TASK REQUIREMENTS:
A. According to the BattleBots article, why did Comedy Central agree to air the series? Answer in one to three sentences.
B. Copy the passage of the BattleBots article between "Those twin lusts" and "to mint ratings.", inclusive, word for word.

EXTRACT TO READ:
....................
Attack of the Warrior Geeks

  • It's hard to go broke overestimating a boy's yen to see stuff get smashed to hell. Climb Arnold Schwarzenegger's money pile sometime and ask him. Cousins Trey Roski, 35, and Greg Munson, 34, knew this desire well as kids. "We collected remote-controlled helicopters," recalls Roski. "Greg would put them together, and I'd break them." Says Munson: "Whatever we built--Legos, Lincoln Logs--the end result would be destroying it."

    Those twin lusts for remote control and destruction can probably explain much of world history--or at least why Roski and Munson's BattleBots (Tuesdays, 10:30 p.m. E.T.) has become Comedy Central's hottest new series since South Park. It's a simple recipe. Take some homemade, remote-controlled robots (which look more like armored lawn mowers than androids). Give them WWF-style names like Mauler and Vlad the Impaler. Put them in a Plexiglas cage, and let them hammer, buzz-saw and ram the motor oil out of each other. Throw in campy announcers and a good-looking blond to interview contestants, and you've got a license to mint ratings.

    The cousins got hooked on robot fighting when it became a sort of geek tractor-pull attraction for the San Francisco-area nerdoisie in the mid-'90s. In 1999 they started mounting competitions for pay-per-view. (A similar program, Robot Wars, is a hit in Britain and is rerun on some PBS stations.) They shopped a series to cable networks, and Comedy Central bit, seeing a good fit for its young male audience. (Anyone who argues that demolition isn't comedy has obviously never seen David Letterman drop a watermelon off a six-story building.)
....................
ENTRIES SHOWN:
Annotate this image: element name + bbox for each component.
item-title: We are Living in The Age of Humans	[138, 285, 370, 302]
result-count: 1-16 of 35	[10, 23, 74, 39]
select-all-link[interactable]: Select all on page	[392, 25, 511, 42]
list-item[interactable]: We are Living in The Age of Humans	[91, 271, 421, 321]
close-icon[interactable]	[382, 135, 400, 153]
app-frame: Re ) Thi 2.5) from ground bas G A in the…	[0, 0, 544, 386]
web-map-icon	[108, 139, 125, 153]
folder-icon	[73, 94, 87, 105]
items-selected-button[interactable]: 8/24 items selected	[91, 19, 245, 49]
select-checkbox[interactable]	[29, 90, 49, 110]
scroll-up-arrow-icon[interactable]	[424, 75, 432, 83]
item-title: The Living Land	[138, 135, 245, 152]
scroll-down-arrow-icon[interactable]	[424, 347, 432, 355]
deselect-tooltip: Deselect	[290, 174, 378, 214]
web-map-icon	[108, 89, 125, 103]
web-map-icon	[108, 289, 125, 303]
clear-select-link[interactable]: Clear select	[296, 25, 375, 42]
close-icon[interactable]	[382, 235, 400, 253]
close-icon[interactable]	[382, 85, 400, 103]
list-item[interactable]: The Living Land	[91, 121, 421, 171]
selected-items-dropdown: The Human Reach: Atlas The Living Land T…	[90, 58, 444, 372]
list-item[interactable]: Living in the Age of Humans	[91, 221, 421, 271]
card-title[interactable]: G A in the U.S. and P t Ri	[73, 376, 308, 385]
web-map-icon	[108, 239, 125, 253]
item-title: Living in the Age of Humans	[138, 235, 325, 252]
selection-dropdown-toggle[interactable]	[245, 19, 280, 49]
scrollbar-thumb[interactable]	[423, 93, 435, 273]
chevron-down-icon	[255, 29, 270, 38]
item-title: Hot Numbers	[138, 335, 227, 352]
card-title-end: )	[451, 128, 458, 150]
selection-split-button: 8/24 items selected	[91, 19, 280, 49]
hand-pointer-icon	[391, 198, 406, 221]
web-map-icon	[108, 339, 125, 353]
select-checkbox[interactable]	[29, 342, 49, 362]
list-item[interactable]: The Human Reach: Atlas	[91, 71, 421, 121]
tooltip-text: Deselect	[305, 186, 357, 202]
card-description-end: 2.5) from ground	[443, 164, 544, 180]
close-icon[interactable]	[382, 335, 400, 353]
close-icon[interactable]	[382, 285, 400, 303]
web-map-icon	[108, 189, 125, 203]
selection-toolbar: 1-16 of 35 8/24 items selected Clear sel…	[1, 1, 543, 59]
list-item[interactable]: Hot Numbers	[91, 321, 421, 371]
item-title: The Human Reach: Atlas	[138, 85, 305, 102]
....................
RESULTS OF THE TASKS:
A. Comedy Central took the series because it saw a good fit for its young male audience.

B.
Those twin lusts for remote control and destruction can probably explain much of world history--or at least why Roski and Munson's BattleBots (Tuesdays, 10:30 p.m. E.T.) has become Comedy Central's hottest new series since South Park. It's a simple recipe. Take some homemade, remote-controlled robots (which look more like armored lawn mowers than androids). Give them WWF-style names like Mauler and Vlad the Impaler. Put them in a Plexiglas cage, and let them hammer, buzz-saw and ram the motor oil out of each other. Throw in campy announcers and a good-looking blond to interview contestants, and you've got a license to mint ratings.